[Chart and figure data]
##############################
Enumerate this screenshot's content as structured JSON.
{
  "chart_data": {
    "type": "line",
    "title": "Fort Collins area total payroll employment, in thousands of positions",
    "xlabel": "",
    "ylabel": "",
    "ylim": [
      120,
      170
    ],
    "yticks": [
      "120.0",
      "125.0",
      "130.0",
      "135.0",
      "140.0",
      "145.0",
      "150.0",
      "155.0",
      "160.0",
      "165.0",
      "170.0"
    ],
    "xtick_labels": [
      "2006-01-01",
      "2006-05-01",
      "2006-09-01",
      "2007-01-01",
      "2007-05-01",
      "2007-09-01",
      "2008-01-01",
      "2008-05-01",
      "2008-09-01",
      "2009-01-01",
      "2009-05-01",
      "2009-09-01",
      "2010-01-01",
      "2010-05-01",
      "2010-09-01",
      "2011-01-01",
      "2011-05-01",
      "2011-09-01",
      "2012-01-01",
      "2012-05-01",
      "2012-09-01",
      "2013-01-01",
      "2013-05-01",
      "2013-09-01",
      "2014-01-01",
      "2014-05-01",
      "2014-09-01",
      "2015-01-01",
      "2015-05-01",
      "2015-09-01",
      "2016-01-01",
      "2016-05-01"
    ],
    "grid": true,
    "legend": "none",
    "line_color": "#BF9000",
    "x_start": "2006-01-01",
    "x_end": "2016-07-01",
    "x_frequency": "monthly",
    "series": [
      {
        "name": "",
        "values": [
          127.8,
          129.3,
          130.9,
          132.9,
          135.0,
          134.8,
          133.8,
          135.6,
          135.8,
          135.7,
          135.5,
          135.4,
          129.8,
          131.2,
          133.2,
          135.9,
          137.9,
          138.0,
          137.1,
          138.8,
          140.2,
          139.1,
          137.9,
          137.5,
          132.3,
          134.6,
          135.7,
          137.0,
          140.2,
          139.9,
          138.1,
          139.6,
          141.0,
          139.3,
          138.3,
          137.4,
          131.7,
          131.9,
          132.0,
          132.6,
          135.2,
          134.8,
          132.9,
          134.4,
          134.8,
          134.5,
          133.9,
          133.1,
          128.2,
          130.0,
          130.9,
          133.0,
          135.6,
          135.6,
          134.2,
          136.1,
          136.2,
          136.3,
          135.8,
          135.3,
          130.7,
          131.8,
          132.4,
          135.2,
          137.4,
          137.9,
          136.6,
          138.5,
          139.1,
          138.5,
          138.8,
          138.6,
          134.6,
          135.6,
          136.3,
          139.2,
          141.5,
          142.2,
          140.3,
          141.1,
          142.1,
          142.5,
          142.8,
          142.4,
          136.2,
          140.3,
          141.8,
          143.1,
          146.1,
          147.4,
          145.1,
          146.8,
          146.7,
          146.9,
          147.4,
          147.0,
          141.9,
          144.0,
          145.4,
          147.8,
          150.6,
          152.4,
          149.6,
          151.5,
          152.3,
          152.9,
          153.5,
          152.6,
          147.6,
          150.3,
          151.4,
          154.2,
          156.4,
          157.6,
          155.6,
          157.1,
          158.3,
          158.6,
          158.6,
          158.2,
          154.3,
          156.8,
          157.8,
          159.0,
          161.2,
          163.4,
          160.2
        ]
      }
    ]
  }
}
##############################
* _What is expected_: Copy each line of the data exactly, leaving nothing out.

* _Response to this task_:
Enumerate this screenshot's content as structured JSON.
{
  "chart_data": {
    "type": "line",
    "title": "Fort Collins area total payroll employment, in thousands of positions",
    "xlabel": "",
    "ylabel": "",
    "ylim": [
      120,
      170
    ],
    "yticks": [
      "120.0",
      "125.0",
      "130.0",
      "135.0",
      "140.0",
      "145.0",
      "150.0",
      "155.0",
      "160.0",
      "165.0",
      "170.0"
    ],
    "xtick_labels": [
      "2006-01-01",
      "2006-05-01",
      "2006-09-01",
      "2007-01-01",
      "2007-05-01",
      "2007-09-01",
      "2008-01-01",
      "2008-05-01",
      "2008-09-01",
      "2009-01-01",
      "2009-05-01",
      "2009-09-01",
      "2010-01-01",
      "2010-05-01",
      "2010-09-01",
      "2011-01-01",
      "2011-05-01",
      "2011-09-01",
      "2012-01-01",
      "2012-05-01",
      "2012-09-01",
      "2013-01-01",
      "2013-05-01",
      "2013-09-01",
      "2014-01-01",
      "2014-05-01",
      "2014-09-01",
      "2015-01-01",
      "2015-05-01",
      "2015-09-01",
      "2016-01-01",
      "2016-05-01"
    ],
    "grid": true,
    "legend": "none",
    "line_color": "#BF9000",
    "x_start": "2006-01-01",
    "x_end": "2016-07-01",
    "x_frequency": "monthly",
    "series": [
      {
        "name": "",
        "values": [
          127.8,
          129.3,
          130.9,
          132.9,
          135.0,
          134.8,
          133.8,
          135.6,
          135.8,
          135.7,
          135.5,
          135.4,
          129.8,
          131.2,
          133.2,
          135.9,
          137.9,
          138.0,
          137.1,
          138.8,
          140.2,
          139.1,
          137.9,
          137.5,
          132.3,
          134.6,
          135.7,
          137.0,
          140.2,
          139.9,
          138.1,
          139.6,
          141.0,
          139.3,
          138.3,
          137.4,
          131.7,
          131.9,
          132.0,
          132.6,
          135.2,
          134.8,
          132.9,
          134.4,
          134.8,
          134.5,
          133.9,
          133.1,
          128.2,
          130.0,
          130.9,
          133.0,
          135.6,
          135.6,
          134.2,
          136.1,
          136.2,
          136.3,
          135.8,
          135.3,
          130.7,
          131.8,
          132.4,
          135.2,
          137.4,
          137.9,
          136.6,
          138.5,
          139.1,
          138.5,
          138.8,
          138.6,
          134.6,
          135.6,
          136.3,
          139.2,
          141.5,
          142.2,
          140.3,
          141.1,
          142.1,
          142.5,
          142.8,
          142.4,
          136.2,
          140.3,
          141.8,
          143.1,
          146.1,
          147.4,
          145.1,
          146.8,
          146.7,
          146.9,
          147.4,
          147.0,
          141.9,
          144.0,
          145.4,
          147.8,
          150.6,
          152.4,
          149.6,
          151.5,
          152.3,
          152.9,
          153.5,
          152.6,
          147.6,
          150.3,
          151.4,
          154.2,
          156.4,
          157.6,
          155.6,
          157.1,
          158.3,
          158.6,
          158.6,
          158.2,
          154.3,
          156.8,
          157.8,
          159.0,
          161.2,
          163.4,
          160.2
        ]
      }
    ]
  }
}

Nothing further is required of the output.